• [Dataset]

====

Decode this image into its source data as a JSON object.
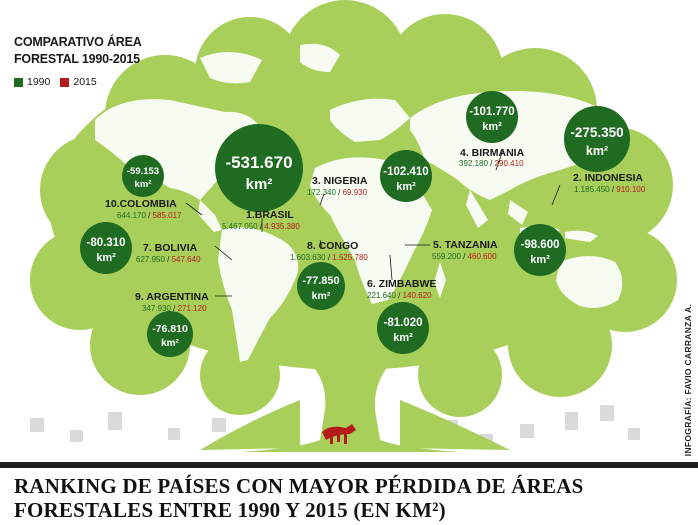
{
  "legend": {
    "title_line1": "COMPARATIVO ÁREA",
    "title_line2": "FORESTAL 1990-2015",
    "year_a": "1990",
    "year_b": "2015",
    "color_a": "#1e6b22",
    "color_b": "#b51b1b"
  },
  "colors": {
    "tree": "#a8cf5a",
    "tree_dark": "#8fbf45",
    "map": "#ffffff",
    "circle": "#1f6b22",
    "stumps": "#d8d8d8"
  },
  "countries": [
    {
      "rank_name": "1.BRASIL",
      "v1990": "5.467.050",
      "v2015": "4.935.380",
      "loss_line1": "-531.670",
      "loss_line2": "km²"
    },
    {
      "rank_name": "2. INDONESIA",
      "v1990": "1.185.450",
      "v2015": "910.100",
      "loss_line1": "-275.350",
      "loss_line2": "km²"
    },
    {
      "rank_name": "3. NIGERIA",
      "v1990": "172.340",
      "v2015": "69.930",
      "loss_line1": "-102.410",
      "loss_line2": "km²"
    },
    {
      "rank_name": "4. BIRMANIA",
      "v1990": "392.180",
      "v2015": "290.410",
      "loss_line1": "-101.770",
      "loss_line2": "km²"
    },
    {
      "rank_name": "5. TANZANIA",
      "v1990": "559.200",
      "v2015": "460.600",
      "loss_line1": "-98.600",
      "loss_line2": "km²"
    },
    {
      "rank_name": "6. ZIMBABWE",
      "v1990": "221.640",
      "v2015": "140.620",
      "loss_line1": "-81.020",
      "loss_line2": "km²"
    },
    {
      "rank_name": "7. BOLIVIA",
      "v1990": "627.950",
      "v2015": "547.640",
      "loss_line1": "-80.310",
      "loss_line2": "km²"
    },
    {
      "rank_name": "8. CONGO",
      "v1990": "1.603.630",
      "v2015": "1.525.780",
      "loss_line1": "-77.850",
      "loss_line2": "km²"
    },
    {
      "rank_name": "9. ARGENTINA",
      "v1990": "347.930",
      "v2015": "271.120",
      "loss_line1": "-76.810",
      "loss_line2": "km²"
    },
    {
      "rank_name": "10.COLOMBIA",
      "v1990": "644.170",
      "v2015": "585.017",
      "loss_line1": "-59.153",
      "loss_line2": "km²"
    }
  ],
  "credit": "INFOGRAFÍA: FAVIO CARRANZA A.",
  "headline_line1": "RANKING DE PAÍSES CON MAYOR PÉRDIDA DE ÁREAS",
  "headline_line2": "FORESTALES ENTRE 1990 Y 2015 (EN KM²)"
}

====

Will you set down the records word for word while leaving out every picture?

Decode this image into its source data as a JSON object.
{
  "legend": {
    "title_line1": "COMPARATIVO ÁREA",
    "title_line2": "FORESTAL 1990-2015",
    "year_a": "1990",
    "year_b": "2015",
    "color_a": "#1e6b22",
    "color_b": "#b51b1b"
  },
  "colors": {
    "tree": "#a8cf5a",
    "tree_dark": "#8fbf45",
    "map": "#ffffff",
    "circle": "#1f6b22",
    "stumps": "#d8d8d8"
  },
  "countries": [
    {
      "rank_name": "1.BRASIL",
      "v1990": "5.467.050",
      "v2015": "4.935.380",
      "loss_line1": "-531.670",
      "loss_line2": "km²"
    },
    {
      "rank_name": "2. INDONESIA",
      "v1990": "1.185.450",
      "v2015": "910.100",
      "loss_line1": "-275.350",
      "loss_line2": "km²"
    },
    {
      "rank_name": "3. NIGERIA",
      "v1990": "172.340",
      "v2015": "69.930",
      "loss_line1": "-102.410",
      "loss_line2": "km²"
    },
    {
      "rank_name": "4. BIRMANIA",
      "v1990": "392.180",
      "v2015": "290.410",
      "loss_line1": "-101.770",
      "loss_line2": "km²"
    },
    {
      "rank_name": "5. TANZANIA",
      "v1990": "559.200",
      "v2015": "460.600",
      "loss_line1": "-98.600",
      "loss_line2": "km²"
    },
    {
      "rank_name": "6. ZIMBABWE",
      "v1990": "221.640",
      "v2015": "140.620",
      "loss_line1": "-81.020",
      "loss_line2": "km²"
    },
    {
      "rank_name": "7. BOLIVIA",
      "v1990": "627.950",
      "v2015": "547.640",
      "loss_line1": "-80.310",
      "loss_line2": "km²"
    },
    {
      "rank_name": "8. CONGO",
      "v1990": "1.603.630",
      "v2015": "1.525.780",
      "loss_line1": "-77.850",
      "loss_line2": "km²"
    },
    {
      "rank_name": "9. ARGENTINA",
      "v1990": "347.930",
      "v2015": "271.120",
      "loss_line1": "-76.810",
      "loss_line2": "km²"
    },
    {
      "rank_name": "10.COLOMBIA",
      "v1990": "644.170",
      "v2015": "585.017",
      "loss_line1": "-59.153",
      "loss_line2": "km²"
    }
  ],
  "credit": "INFOGRAFÍA: FAVIO CARRANZA A.",
  "headline_line1": "RANKING DE PAÍSES CON MAYOR PÉRDIDA DE ÁREAS",
  "headline_line2": "FORESTALES ENTRE 1990 Y 2015 (EN KM²)"
}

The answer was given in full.